**TASK DESCRIPTION**
Filter the entries below, keeping only lines with the word "патологические".

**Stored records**
#####
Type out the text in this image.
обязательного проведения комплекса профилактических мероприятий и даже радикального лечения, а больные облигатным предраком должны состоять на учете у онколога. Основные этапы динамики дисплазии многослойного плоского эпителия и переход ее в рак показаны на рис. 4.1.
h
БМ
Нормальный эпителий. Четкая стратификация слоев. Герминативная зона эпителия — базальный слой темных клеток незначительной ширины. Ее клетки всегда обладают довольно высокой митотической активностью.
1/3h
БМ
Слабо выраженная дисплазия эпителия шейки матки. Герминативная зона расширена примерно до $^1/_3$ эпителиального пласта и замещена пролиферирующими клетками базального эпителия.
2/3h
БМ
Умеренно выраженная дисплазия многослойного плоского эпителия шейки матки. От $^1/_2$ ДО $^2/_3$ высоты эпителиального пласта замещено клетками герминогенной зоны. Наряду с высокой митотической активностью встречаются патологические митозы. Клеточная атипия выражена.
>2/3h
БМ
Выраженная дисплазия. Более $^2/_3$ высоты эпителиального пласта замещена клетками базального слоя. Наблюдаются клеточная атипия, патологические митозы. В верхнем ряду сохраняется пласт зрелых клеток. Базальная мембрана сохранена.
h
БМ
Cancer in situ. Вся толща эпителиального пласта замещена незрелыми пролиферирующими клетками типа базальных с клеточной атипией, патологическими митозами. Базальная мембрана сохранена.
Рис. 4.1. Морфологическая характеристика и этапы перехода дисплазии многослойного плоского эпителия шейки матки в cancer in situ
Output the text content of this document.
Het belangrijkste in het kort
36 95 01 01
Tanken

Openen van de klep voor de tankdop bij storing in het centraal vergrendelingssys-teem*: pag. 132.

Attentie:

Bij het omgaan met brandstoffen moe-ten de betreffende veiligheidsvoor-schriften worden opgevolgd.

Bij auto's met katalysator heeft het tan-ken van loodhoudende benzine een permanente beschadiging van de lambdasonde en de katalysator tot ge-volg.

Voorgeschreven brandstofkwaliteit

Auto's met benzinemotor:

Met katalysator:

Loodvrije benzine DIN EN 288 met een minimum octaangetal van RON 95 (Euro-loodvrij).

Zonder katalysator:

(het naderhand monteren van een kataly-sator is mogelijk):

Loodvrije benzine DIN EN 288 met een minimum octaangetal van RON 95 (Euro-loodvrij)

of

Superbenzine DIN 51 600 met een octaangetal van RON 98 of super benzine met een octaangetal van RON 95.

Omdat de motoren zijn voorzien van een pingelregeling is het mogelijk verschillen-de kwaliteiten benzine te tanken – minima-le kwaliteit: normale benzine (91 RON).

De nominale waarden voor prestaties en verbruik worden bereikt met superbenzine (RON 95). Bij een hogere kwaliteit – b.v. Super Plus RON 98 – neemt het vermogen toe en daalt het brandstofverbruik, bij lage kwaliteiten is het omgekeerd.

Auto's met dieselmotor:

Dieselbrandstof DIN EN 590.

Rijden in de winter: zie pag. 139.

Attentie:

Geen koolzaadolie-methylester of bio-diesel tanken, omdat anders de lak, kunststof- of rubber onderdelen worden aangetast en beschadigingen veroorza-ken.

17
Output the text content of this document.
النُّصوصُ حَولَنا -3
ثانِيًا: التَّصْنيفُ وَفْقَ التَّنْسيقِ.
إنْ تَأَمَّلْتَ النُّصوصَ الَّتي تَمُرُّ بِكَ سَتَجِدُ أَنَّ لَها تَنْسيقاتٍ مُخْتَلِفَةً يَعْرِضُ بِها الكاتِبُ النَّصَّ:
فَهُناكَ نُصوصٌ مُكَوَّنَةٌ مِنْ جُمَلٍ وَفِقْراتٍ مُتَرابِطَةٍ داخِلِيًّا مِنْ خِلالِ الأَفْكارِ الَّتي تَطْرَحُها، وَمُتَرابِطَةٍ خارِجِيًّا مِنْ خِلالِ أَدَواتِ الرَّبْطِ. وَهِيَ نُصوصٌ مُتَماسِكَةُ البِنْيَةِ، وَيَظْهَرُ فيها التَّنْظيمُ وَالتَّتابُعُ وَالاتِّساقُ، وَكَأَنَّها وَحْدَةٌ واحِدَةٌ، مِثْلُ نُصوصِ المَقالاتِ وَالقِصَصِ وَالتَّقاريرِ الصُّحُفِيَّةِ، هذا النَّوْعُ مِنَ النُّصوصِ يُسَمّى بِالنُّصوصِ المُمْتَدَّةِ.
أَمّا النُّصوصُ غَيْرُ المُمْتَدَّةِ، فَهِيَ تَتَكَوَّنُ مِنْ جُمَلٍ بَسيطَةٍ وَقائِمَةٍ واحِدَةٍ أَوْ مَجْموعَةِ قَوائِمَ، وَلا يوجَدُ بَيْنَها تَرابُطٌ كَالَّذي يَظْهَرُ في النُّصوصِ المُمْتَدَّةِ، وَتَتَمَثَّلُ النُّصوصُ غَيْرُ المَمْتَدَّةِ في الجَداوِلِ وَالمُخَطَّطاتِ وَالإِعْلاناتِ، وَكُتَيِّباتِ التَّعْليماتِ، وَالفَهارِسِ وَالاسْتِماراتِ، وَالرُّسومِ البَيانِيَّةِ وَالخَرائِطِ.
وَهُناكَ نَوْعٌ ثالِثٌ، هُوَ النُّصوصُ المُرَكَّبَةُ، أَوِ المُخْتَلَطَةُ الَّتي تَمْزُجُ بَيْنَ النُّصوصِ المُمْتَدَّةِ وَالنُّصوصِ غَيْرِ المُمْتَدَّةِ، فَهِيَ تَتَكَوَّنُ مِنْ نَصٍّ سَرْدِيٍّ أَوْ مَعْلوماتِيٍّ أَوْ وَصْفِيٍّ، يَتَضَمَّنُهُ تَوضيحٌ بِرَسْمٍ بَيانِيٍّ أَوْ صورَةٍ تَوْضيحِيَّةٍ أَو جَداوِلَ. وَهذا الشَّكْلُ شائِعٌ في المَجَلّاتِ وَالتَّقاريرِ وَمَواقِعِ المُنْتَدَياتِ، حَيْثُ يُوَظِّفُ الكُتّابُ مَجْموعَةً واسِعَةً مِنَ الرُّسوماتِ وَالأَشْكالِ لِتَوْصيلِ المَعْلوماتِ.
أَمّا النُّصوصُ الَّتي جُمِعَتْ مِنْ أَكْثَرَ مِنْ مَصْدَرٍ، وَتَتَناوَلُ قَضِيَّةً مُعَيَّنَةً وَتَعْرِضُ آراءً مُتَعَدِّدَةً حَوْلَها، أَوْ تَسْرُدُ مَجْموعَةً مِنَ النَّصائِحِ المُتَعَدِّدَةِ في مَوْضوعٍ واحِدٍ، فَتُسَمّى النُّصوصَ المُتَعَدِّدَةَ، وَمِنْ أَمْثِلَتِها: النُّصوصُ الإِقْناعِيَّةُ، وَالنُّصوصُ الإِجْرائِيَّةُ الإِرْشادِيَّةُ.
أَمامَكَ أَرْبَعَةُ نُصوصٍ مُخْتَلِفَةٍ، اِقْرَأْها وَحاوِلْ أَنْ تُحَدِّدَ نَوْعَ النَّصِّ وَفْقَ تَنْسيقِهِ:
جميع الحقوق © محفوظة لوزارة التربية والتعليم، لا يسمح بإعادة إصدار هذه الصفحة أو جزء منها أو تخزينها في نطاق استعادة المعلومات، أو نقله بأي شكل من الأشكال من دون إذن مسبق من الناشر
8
#####
**EXERCISE SOLUTION**
Умеренно выраженная дисплазия многослойного плоского эпителия шейки матки. От $^1/_2$ ДО $^2/_3$ высоты эпителиального пласта замещено клетками герминогенной зоны. Наряду с высокой митотической активностью встречаются патологические митозы. Клеточная атипия выражена.
Выраженная дисплазия. Более $^2/_3$ высоты эпителиального пласта замещена клетками базального слоя. Наблюдаются клеточная атипия, патологические митозы. В верхнем ряду сохраняется пласт зрелых клеток. Базальная мембрана сохранена.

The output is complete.